What is needed
All lines holding the string "abhängig" are to be shown.
########
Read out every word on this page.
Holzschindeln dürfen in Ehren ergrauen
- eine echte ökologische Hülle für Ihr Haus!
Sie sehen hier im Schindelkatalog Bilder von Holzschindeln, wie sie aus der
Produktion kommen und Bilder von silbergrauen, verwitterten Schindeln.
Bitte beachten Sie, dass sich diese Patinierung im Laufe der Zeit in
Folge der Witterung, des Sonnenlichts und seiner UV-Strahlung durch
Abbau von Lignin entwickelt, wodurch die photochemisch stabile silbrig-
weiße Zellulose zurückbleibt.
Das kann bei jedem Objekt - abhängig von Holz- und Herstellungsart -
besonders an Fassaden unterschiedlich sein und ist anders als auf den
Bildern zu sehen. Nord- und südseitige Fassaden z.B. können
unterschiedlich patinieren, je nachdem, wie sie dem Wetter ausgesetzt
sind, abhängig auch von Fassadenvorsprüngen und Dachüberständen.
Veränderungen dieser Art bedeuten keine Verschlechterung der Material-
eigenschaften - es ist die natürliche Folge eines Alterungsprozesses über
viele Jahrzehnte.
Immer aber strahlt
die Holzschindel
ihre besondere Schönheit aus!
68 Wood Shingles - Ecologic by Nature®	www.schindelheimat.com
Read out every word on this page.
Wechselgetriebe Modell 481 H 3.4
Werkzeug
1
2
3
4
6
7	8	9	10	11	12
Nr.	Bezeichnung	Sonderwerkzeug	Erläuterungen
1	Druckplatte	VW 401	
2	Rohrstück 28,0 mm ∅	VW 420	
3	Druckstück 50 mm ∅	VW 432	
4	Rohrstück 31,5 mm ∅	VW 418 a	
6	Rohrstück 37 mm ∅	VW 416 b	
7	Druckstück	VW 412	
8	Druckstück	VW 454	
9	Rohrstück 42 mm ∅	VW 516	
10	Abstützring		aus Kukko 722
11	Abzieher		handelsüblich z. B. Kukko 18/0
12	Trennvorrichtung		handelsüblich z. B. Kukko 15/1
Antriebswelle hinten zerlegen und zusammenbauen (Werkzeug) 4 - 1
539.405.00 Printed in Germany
########
Worked answer
Das kann bei jedem Objekt - abhängig von Holz- und Herstellungsart -
sind, abhängig auch von Fassadenvorsprüngen und Dachüberständen.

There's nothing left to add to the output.